(Spatial annotation entries)
>>>
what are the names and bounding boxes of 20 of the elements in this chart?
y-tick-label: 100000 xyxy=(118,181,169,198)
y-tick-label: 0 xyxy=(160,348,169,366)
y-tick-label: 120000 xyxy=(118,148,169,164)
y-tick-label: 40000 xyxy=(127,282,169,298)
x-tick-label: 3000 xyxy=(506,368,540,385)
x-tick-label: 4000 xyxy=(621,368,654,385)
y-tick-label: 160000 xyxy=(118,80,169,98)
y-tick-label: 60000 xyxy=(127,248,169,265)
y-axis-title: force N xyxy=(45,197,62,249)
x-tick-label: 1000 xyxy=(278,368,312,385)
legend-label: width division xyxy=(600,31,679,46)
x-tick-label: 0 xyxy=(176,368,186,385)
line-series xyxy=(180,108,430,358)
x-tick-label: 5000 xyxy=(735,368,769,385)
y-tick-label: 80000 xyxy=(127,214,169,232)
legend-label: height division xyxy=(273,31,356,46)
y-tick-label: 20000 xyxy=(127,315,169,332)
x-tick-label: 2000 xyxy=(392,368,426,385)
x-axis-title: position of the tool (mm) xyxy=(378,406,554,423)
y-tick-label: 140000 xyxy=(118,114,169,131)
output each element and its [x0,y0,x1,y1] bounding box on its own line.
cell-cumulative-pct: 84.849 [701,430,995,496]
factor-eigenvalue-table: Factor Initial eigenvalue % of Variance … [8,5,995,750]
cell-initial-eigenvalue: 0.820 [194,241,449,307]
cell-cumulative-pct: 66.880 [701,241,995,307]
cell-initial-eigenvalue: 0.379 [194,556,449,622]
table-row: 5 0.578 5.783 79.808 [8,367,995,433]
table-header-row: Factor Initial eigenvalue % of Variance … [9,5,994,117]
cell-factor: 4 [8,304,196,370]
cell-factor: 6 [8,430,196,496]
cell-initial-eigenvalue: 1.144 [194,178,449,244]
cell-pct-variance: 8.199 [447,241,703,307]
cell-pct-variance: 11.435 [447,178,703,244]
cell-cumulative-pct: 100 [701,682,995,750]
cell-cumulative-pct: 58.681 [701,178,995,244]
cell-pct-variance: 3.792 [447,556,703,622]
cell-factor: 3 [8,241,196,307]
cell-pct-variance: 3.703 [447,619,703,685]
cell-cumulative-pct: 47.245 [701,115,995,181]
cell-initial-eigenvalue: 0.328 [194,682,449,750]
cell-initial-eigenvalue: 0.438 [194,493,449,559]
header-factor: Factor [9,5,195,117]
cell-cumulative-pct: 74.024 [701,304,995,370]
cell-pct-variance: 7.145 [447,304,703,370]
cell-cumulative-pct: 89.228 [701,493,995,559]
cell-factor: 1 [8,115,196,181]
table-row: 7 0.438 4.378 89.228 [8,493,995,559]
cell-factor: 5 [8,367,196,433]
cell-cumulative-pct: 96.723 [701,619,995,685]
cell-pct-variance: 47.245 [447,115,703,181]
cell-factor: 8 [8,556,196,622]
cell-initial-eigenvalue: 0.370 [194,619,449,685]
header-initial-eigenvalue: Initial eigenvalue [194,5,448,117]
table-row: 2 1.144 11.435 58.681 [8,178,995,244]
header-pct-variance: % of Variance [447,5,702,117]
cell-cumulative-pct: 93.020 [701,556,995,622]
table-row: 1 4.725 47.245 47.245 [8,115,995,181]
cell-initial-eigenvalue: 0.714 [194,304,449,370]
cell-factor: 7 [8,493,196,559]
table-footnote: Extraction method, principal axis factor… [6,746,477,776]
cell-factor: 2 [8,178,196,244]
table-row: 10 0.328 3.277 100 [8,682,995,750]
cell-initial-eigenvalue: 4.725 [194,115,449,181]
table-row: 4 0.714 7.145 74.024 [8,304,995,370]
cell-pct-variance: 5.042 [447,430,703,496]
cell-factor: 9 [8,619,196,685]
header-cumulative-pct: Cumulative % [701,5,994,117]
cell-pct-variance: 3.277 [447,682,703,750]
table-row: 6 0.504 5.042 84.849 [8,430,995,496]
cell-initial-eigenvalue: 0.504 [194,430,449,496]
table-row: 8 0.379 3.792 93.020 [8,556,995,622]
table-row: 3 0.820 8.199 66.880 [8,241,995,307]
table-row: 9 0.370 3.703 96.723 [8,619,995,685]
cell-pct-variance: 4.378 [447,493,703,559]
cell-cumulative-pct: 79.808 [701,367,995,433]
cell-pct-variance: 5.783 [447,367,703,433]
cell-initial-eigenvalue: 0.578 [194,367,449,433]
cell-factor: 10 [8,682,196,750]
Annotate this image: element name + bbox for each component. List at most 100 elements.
<<<
>>>
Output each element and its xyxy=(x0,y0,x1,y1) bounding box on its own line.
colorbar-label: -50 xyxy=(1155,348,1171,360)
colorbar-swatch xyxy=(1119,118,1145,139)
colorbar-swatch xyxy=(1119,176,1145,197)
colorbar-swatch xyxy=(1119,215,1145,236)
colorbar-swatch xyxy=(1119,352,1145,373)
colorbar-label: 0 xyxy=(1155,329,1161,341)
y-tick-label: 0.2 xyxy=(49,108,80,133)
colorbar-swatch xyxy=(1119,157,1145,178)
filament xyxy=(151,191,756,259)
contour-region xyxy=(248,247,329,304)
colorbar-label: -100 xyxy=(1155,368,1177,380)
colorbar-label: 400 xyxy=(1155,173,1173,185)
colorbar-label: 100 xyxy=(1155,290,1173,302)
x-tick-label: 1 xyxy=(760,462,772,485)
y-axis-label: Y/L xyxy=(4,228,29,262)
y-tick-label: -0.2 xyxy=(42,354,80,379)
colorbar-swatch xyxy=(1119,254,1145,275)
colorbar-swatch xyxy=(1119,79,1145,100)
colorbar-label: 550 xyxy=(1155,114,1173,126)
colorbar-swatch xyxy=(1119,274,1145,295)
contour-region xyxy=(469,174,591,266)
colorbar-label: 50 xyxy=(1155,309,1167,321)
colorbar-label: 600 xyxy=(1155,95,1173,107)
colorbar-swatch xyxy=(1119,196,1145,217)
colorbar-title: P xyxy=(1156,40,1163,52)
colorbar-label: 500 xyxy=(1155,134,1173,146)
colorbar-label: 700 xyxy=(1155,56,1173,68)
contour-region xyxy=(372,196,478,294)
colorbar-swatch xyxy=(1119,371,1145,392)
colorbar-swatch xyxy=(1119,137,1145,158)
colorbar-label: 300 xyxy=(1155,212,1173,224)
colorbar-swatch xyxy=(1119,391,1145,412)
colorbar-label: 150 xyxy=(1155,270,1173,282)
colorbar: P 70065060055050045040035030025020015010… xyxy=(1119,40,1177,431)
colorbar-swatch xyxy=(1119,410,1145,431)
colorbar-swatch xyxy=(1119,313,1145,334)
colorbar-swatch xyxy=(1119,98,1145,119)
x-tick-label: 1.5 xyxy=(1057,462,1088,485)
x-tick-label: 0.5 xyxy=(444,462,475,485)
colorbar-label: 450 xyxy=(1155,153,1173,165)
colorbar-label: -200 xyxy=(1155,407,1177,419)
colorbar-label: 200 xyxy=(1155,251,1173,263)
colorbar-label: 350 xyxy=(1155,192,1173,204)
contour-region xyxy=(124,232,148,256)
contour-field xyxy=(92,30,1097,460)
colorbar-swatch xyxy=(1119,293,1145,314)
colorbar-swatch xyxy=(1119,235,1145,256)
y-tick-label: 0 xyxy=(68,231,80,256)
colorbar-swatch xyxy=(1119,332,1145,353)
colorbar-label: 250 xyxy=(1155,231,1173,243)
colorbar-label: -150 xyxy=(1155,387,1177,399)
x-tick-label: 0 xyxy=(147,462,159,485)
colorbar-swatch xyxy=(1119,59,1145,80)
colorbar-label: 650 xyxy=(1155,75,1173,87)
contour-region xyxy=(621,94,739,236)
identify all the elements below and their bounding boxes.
<<<
>>>
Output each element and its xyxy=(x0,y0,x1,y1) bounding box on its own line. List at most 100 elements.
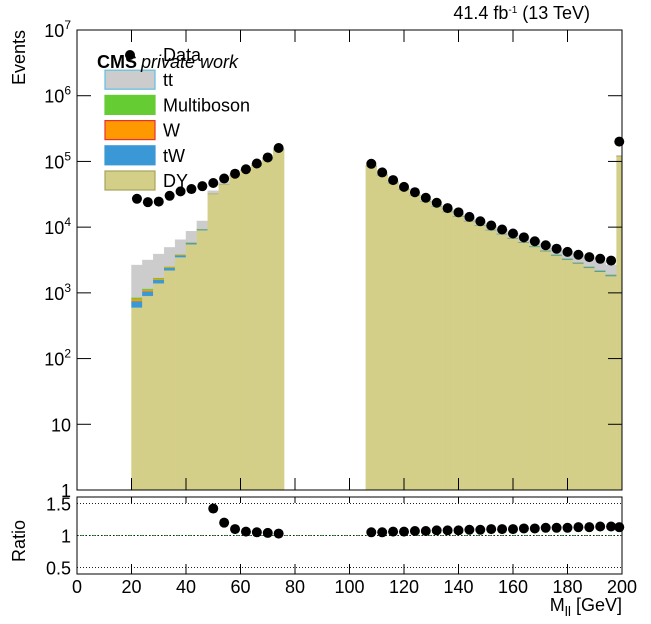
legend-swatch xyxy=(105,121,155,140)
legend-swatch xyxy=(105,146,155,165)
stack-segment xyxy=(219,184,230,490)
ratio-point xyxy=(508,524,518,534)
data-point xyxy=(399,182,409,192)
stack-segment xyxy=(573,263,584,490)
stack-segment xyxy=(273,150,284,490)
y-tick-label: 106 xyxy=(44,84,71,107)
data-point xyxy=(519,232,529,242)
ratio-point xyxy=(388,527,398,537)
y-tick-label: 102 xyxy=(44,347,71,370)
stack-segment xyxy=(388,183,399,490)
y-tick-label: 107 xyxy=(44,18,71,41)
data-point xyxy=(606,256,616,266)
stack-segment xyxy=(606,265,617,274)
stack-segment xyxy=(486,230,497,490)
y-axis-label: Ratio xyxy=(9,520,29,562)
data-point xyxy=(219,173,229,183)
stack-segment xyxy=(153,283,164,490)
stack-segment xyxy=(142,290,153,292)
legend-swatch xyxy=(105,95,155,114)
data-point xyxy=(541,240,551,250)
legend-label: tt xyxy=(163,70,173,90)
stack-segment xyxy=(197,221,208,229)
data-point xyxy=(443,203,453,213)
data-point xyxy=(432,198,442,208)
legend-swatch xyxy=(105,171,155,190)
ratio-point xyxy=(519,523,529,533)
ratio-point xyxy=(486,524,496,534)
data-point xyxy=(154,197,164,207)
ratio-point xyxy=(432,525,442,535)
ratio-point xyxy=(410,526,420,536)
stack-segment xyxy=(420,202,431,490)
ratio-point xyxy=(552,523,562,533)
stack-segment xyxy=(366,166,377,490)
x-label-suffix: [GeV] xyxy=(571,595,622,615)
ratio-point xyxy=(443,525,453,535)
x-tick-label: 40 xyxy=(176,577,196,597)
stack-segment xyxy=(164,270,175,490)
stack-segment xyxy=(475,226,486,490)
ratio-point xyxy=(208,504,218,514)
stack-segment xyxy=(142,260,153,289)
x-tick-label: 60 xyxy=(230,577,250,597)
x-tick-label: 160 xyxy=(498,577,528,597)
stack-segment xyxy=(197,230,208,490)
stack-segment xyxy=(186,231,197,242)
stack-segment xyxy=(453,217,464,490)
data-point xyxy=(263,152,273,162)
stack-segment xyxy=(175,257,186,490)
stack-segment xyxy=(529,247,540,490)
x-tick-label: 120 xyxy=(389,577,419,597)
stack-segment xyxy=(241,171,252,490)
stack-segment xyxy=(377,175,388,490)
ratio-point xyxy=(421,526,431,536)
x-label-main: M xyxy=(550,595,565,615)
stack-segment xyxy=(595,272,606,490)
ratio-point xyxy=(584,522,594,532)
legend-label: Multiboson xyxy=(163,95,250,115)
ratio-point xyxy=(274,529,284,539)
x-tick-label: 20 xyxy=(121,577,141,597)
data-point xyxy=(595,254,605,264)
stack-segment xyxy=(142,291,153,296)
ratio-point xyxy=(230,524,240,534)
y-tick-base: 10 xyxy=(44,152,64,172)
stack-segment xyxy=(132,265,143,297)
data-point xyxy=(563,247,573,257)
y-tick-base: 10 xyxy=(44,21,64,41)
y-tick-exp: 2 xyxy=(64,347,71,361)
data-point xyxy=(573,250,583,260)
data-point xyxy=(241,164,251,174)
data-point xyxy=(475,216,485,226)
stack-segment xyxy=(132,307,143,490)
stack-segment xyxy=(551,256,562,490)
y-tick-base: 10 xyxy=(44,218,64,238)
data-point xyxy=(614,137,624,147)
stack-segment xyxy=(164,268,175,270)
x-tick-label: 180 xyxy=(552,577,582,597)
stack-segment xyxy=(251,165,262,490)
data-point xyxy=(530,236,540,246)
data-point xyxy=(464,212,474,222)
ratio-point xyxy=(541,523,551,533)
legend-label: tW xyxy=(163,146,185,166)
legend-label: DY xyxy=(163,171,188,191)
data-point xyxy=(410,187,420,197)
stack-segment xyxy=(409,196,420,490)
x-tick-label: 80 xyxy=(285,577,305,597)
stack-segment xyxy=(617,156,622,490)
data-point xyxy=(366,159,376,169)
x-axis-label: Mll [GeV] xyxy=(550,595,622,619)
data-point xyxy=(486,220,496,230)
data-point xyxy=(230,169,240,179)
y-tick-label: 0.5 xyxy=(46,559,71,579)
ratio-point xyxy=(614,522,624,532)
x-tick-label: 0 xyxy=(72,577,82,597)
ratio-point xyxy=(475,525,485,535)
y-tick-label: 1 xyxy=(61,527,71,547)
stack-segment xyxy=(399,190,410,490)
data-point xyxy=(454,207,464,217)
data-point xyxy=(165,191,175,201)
<<<
Task to carry out: Write out the lines from the line with "legend-swatch xyxy=(105,121,155,140)" to the line with "y-tick-label: 107 xyxy=(44,18,71,41)", reproducing each one without any change.

Result of the task:
legend-swatch xyxy=(105,121,155,140)
legend-swatch xyxy=(105,146,155,165)
stack-segment xyxy=(219,184,230,490)
ratio-point xyxy=(508,524,518,534)
data-point xyxy=(399,182,409,192)
stack-segment xyxy=(573,263,584,490)
stack-segment xyxy=(273,150,284,490)
y-tick-label: 106 xyxy=(44,84,71,107)
data-point xyxy=(519,232,529,242)
ratio-point xyxy=(388,527,398,537)
y-tick-label: 102 xyxy=(44,347,71,370)
stack-segment xyxy=(388,183,399,490)
y-tick-label: 107 xyxy=(44,18,71,41)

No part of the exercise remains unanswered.